▸ **To be done**
Locate the word "JSON" in the entries below, then gather every line that holds it.

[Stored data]
☆ ☆ ☆ ☆ ☆ ☆ ☆
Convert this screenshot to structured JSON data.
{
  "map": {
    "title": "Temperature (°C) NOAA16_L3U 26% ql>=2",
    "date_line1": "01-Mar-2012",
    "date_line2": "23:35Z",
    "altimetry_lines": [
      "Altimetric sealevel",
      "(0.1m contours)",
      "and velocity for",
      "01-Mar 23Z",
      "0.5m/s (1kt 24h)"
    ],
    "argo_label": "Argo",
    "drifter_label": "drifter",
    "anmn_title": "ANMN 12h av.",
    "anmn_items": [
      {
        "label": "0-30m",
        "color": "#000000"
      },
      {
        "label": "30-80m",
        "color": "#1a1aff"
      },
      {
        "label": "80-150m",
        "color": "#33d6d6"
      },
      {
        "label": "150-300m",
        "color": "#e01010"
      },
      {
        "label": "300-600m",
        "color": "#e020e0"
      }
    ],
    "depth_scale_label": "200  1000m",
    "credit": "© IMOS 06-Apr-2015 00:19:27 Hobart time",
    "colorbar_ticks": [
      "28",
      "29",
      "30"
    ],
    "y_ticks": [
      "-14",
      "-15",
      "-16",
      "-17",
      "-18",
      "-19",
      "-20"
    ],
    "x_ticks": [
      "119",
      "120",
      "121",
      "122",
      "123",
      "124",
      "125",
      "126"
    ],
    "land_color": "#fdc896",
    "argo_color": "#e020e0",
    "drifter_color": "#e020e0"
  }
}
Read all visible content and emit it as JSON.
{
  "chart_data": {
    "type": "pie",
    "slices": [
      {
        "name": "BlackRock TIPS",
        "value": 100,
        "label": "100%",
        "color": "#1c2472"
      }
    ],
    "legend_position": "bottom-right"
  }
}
☆ ☆ ☆ ☆ ☆ ☆ ☆
▸ **Reply to the exercise**
Convert this screenshot to structured JSON data.
Read all visible content and emit it as JSON.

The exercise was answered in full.